■ Provided records
— BEGIN —
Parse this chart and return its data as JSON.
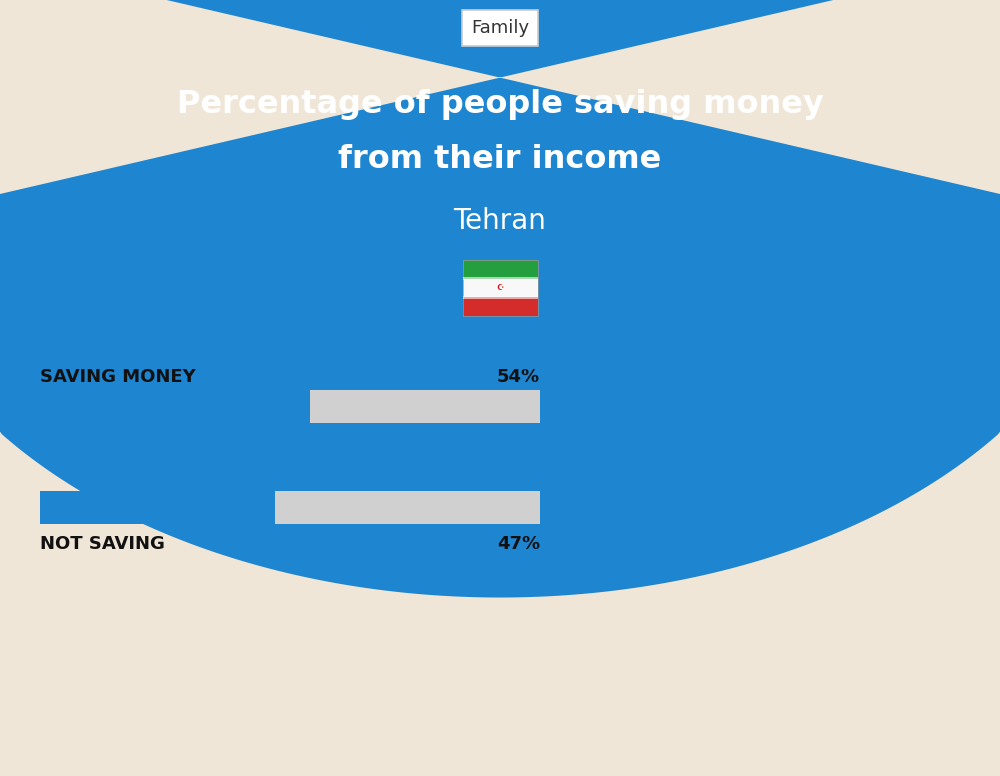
{
  "title_line1": "Percentage of people saving money",
  "title_line2": "from their income",
  "subtitle": "Tehran",
  "category_label": "Family",
  "bg_color": "#f0e6d8",
  "blue_bg_color": "#1e85d0",
  "bar1_label": "SAVING MONEY",
  "bar1_value": 54,
  "bar1_pct": "54%",
  "bar2_label": "NOT SAVING",
  "bar2_value": 47,
  "bar2_pct": "47%",
  "bar_fill_color": "#1e85d0",
  "bar_bg_color": "#d0d0d0",
  "title_color": "#ffffff",
  "subtitle_color": "#ffffff",
  "label_color": "#111111",
  "figure_width": 10.0,
  "figure_height": 7.76
}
— END —
■ What the exercise asks
Reproduce the material above verbatim; omit every picture.

■ Task response
Parse this chart and return its data as JSON.
{
  "title_line1": "Percentage of people saving money",
  "title_line2": "from their income",
  "subtitle": "Tehran",
  "category_label": "Family",
  "bg_color": "#f0e6d8",
  "blue_bg_color": "#1e85d0",
  "bar1_label": "SAVING MONEY",
  "bar1_value": 54,
  "bar1_pct": "54%",
  "bar2_label": "NOT SAVING",
  "bar2_value": 47,
  "bar2_pct": "47%",
  "bar_fill_color": "#1e85d0",
  "bar_bg_color": "#d0d0d0",
  "title_color": "#ffffff",
  "subtitle_color": "#ffffff",
  "label_color": "#111111",
  "figure_width": 10.0,
  "figure_height": 7.76
}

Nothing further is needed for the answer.